- _EXERCISE DESCRIPTION_: Lines before the one containing "Read this page and output its text content." are excluded; retype that line and all remaining lines of the material exactly.

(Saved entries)
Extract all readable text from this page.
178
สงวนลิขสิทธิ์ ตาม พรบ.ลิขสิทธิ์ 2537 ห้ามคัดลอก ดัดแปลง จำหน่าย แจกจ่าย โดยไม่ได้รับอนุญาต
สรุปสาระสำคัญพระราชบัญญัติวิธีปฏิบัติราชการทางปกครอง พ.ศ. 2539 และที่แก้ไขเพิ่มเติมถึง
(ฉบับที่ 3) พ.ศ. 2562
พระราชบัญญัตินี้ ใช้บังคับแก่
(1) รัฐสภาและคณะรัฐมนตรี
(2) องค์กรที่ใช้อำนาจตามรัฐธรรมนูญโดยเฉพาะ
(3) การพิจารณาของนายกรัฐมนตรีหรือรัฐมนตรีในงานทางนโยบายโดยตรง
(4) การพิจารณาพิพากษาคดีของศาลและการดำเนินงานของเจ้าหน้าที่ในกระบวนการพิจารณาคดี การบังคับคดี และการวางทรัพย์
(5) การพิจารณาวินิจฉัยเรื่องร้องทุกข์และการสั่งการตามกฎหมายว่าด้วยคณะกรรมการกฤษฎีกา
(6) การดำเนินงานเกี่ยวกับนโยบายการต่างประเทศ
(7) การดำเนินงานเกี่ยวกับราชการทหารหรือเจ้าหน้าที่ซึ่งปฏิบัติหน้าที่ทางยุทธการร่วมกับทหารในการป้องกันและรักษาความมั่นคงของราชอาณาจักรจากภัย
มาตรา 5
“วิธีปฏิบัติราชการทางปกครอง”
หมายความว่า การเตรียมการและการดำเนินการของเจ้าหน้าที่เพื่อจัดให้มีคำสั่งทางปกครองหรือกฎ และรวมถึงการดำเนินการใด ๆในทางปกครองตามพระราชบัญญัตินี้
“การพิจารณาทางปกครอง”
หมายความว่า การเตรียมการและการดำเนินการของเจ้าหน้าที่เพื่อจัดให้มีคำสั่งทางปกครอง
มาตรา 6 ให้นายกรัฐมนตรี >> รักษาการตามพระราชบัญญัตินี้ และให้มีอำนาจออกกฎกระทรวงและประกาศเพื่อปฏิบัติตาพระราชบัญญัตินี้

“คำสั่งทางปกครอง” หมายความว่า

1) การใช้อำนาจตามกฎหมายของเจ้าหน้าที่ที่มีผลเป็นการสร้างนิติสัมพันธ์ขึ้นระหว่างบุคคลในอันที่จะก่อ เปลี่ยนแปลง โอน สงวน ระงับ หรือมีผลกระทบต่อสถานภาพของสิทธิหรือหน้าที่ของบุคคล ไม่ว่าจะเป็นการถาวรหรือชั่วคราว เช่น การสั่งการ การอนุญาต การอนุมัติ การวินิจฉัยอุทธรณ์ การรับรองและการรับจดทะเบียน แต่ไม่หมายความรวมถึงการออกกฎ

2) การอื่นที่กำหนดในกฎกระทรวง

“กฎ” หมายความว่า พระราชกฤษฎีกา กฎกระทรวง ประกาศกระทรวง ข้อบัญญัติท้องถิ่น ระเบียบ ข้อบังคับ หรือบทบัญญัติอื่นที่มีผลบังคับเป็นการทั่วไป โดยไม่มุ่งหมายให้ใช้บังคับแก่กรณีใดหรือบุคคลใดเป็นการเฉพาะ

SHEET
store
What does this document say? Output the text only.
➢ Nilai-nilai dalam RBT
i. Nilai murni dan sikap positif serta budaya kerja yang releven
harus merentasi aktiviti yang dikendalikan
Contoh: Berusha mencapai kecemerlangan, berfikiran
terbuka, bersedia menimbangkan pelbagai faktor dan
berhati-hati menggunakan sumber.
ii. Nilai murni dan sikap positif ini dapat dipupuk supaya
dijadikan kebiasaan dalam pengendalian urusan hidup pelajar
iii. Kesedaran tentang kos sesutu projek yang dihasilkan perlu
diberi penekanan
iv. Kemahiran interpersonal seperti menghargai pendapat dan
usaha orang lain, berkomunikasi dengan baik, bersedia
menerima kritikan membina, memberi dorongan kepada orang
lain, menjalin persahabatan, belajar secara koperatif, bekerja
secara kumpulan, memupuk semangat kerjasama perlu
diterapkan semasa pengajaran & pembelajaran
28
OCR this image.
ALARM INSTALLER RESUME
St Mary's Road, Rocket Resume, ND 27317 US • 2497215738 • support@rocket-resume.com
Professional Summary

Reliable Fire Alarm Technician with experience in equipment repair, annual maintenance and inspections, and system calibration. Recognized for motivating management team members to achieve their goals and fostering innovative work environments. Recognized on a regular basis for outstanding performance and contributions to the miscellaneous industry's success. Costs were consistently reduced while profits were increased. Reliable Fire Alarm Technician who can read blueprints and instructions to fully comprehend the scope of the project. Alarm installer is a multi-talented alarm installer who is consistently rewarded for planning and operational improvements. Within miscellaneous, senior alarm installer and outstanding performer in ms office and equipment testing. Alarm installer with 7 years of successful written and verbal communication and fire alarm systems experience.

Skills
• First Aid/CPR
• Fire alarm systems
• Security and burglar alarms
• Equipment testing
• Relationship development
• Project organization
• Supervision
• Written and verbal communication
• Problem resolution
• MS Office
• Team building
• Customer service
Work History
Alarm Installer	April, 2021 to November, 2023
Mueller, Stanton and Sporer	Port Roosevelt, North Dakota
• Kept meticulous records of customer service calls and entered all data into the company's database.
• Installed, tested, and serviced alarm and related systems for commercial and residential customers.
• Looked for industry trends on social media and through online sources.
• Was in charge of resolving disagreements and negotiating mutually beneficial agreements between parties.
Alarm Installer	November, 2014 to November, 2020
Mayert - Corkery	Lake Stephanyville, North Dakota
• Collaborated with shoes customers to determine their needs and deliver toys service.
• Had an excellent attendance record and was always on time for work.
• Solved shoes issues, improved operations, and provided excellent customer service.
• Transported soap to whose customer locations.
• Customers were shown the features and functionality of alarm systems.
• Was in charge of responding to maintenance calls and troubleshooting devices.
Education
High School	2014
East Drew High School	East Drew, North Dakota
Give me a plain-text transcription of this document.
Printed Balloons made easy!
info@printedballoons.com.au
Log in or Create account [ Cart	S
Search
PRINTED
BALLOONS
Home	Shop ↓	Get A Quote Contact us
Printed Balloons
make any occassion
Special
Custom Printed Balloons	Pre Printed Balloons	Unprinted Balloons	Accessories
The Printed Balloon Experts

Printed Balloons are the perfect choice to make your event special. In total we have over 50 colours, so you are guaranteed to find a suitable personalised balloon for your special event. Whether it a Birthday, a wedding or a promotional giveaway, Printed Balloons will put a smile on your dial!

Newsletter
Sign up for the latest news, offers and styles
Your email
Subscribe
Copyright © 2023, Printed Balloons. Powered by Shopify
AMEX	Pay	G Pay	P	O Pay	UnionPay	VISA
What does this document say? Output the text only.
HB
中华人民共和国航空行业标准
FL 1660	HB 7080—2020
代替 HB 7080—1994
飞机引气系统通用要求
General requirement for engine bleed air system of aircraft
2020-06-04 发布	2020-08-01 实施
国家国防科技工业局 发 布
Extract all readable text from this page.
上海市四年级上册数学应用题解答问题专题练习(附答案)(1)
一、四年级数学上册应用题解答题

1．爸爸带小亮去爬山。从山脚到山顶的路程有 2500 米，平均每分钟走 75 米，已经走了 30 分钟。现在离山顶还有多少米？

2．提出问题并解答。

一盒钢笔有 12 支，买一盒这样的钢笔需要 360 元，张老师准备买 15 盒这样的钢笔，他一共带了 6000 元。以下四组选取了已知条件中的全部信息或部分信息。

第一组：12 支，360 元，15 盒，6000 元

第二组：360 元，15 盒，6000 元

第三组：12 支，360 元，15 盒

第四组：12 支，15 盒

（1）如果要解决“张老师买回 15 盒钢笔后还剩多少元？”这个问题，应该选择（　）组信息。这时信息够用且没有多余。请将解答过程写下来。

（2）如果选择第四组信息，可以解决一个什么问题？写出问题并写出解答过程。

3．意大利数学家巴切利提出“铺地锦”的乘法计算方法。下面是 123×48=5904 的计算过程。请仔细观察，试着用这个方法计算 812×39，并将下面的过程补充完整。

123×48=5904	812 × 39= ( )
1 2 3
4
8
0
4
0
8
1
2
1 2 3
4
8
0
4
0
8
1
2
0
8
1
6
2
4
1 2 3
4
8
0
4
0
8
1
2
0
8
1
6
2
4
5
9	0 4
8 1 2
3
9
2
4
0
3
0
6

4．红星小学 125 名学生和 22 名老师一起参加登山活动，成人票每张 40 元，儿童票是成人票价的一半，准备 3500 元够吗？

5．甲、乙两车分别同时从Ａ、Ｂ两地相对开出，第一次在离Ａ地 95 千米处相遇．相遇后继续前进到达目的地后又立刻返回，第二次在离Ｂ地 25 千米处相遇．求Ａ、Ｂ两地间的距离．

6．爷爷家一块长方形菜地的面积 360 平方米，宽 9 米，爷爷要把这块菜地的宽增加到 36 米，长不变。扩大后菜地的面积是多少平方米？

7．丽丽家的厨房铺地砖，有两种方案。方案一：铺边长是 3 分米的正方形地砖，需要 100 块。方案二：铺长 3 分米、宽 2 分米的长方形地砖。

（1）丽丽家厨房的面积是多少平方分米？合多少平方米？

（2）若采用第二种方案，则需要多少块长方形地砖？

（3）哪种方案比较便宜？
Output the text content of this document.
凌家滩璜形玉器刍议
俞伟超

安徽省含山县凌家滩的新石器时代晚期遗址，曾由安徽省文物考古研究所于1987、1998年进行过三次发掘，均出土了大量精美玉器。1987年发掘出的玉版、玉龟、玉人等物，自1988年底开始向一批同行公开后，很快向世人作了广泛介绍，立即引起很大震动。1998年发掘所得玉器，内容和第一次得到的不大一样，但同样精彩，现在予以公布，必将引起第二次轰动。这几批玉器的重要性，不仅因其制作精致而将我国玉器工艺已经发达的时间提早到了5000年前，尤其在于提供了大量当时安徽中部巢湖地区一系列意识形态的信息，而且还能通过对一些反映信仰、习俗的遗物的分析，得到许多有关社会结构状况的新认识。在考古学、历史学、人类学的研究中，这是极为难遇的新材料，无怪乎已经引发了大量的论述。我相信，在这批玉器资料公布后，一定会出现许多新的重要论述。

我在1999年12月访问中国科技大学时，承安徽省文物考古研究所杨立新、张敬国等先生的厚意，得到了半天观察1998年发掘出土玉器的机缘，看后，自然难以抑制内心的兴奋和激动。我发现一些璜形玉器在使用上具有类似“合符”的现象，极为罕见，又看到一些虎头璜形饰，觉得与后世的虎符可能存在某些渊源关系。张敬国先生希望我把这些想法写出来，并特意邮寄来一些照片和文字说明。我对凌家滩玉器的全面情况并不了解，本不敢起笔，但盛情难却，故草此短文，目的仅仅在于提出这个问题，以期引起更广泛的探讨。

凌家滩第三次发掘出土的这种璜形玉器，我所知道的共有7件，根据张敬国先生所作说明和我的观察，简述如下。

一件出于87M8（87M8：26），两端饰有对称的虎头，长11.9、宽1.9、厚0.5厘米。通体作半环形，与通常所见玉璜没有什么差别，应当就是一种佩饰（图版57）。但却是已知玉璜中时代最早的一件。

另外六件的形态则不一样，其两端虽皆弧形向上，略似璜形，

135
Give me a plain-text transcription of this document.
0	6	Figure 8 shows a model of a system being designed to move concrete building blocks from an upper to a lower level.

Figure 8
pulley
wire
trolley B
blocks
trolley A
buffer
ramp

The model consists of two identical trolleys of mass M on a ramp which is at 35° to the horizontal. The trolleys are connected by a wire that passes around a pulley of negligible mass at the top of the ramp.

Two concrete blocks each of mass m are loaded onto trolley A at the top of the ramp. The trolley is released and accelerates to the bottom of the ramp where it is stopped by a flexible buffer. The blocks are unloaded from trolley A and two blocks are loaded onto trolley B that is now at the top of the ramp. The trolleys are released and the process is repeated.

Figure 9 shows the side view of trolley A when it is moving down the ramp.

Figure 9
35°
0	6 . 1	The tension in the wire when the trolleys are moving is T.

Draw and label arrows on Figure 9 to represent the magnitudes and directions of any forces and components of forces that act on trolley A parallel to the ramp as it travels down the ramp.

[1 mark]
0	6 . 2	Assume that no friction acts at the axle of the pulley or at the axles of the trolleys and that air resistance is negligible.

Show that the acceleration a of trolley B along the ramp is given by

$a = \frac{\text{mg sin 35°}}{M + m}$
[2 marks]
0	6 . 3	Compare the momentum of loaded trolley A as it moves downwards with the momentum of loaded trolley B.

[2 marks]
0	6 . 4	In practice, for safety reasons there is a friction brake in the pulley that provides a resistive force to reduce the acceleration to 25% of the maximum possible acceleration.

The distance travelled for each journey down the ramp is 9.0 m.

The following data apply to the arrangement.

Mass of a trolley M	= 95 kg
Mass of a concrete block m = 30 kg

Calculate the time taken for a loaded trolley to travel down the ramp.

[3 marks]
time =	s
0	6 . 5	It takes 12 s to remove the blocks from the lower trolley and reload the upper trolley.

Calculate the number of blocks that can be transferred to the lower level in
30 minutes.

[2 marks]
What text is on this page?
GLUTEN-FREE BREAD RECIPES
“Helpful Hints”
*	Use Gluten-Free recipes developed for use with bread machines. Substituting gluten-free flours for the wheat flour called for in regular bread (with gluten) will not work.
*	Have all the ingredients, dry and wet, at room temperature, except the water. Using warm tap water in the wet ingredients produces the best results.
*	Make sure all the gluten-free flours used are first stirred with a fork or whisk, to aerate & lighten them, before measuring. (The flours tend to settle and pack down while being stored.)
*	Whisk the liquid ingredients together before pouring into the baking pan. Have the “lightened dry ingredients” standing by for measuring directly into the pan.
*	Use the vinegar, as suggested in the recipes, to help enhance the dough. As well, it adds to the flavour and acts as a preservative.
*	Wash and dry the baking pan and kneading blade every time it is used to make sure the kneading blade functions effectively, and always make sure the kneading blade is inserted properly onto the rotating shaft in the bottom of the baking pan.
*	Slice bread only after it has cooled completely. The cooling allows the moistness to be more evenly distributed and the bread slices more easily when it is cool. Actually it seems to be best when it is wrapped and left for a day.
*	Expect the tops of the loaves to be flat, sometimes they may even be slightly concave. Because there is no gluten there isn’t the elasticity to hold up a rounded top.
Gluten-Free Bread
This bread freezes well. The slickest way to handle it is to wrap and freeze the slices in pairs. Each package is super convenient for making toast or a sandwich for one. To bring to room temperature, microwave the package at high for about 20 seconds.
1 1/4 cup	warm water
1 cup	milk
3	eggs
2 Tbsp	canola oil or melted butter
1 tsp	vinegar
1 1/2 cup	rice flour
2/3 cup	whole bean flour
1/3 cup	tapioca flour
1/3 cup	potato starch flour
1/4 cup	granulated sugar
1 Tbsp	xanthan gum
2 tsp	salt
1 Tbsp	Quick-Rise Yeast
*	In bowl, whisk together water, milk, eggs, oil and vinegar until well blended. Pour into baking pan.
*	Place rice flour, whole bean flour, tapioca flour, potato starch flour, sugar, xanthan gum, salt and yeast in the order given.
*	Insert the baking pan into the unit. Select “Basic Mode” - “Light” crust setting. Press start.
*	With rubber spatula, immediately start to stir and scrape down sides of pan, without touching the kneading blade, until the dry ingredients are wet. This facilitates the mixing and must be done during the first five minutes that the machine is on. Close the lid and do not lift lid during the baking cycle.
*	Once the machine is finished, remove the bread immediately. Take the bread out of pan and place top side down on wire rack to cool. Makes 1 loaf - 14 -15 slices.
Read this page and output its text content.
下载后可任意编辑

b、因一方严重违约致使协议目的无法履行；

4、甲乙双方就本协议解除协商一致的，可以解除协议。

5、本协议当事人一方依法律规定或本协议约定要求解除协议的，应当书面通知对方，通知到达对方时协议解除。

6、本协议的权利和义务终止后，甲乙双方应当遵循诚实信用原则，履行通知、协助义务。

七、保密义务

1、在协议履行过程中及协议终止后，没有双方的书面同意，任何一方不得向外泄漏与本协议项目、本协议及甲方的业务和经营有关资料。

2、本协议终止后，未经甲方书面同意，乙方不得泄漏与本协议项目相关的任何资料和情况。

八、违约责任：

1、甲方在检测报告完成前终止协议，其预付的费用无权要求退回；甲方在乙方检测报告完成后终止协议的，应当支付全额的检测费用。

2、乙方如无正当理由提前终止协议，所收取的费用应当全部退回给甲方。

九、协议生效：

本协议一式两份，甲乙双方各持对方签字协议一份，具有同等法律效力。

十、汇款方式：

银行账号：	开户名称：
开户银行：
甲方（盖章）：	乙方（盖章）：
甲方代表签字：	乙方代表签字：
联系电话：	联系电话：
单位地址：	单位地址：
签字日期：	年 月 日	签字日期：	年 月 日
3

- _TASK RESPONSE_:
Read this page and output its text content.
下载后可任意编辑

b、因一方严重违约致使协议目的无法履行；

4、甲乙双方就本协议解除协商一致的，可以解除协议。

5、本协议当事人一方依法律规定或本协议约定要求解除协议的，应当书面通知对方，通知到达对方时协议解除。

6、本协议的权利和义务终止后，甲乙双方应当遵循诚实信用原则，履行通知、协助义务。

七、保密义务

1、在协议履行过程中及协议终止后，没有双方的书面同意，任何一方不得向外泄漏与本协议项目、本协议及甲方的业务和经营有关资料。

2、本协议终止后，未经甲方书面同意，乙方不得泄漏与本协议项目相关的任何资料和情况。

八、违约责任：

1、甲方在检测报告完成前终止协议，其预付的费用无权要求退回；甲方在乙方检测报告完成后终止协议的，应当支付全额的检测费用。

2、乙方如无正当理由提前终止协议，所收取的费用应当全部退回给甲方。

九、协议生效：

本协议一式两份，甲乙双方各持对方签字协议一份，具有同等法律效力。

十、汇款方式：

银行账号：	开户名称：
开户银行：
甲方（盖章）：	乙方（盖章）：
甲方代表签字：	乙方代表签字：
联系电话：	联系电话：
单位地址：	单位地址：
签字日期：	年 月 日	签字日期：	年 月 日
3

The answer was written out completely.